- Problem to solve:
Provide the number of lines containing the word "name", and nothing else.

[Figure record listings]
** begin **

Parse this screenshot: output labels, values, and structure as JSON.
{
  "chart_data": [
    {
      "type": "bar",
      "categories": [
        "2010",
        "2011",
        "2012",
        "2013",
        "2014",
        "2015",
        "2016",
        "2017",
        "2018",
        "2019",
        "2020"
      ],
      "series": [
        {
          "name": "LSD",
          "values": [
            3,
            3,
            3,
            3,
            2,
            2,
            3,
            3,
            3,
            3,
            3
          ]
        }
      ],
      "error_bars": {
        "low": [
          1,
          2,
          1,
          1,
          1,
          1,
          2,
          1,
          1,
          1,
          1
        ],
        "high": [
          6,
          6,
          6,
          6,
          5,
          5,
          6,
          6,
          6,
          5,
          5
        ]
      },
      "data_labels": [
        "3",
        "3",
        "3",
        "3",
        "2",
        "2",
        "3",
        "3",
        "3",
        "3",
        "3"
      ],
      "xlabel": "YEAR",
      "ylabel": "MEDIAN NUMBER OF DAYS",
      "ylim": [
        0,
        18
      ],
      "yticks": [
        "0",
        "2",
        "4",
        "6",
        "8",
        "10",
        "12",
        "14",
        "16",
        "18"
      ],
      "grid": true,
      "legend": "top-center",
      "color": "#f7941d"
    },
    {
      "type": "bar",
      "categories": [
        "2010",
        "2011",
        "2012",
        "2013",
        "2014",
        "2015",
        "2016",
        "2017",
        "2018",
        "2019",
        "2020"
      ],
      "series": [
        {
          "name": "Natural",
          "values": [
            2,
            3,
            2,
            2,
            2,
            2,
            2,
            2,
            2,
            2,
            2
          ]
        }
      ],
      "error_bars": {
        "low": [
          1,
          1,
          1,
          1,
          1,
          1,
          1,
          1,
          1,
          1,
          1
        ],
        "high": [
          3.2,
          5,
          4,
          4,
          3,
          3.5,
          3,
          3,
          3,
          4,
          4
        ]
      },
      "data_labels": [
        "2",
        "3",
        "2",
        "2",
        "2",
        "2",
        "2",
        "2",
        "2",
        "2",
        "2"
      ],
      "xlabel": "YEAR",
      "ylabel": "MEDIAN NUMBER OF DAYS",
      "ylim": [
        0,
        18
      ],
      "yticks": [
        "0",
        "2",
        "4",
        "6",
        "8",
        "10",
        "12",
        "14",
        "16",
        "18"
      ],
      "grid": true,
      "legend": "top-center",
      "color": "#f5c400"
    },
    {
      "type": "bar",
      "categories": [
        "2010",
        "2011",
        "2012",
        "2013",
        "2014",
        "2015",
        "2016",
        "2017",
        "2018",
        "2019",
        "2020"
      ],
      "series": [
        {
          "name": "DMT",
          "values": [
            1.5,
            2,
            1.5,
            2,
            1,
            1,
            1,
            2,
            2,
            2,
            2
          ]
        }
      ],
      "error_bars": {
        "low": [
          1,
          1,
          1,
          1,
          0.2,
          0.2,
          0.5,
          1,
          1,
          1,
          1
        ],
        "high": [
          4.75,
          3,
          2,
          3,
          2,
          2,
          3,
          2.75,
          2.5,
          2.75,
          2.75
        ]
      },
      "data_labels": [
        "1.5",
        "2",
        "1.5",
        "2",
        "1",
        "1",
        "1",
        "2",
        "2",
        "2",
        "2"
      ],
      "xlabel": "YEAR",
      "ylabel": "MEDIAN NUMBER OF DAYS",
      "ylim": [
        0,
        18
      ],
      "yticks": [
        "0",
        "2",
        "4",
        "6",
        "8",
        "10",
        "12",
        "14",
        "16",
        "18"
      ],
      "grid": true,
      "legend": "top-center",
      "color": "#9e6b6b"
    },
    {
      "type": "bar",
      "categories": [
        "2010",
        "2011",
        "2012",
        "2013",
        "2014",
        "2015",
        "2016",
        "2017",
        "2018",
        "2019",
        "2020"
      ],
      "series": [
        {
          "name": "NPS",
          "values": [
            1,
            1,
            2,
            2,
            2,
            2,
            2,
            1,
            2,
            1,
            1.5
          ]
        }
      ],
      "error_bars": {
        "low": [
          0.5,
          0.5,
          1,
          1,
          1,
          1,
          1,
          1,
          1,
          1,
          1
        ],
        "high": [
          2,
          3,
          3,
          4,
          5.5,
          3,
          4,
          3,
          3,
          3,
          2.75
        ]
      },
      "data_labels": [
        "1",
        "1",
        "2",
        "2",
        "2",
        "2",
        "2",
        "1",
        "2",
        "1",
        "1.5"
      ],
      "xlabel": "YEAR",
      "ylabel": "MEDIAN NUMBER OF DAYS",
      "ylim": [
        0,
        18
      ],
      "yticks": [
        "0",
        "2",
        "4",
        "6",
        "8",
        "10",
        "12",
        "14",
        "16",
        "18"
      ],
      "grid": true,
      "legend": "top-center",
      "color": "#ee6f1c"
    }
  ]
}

** end **

- Complete response:
4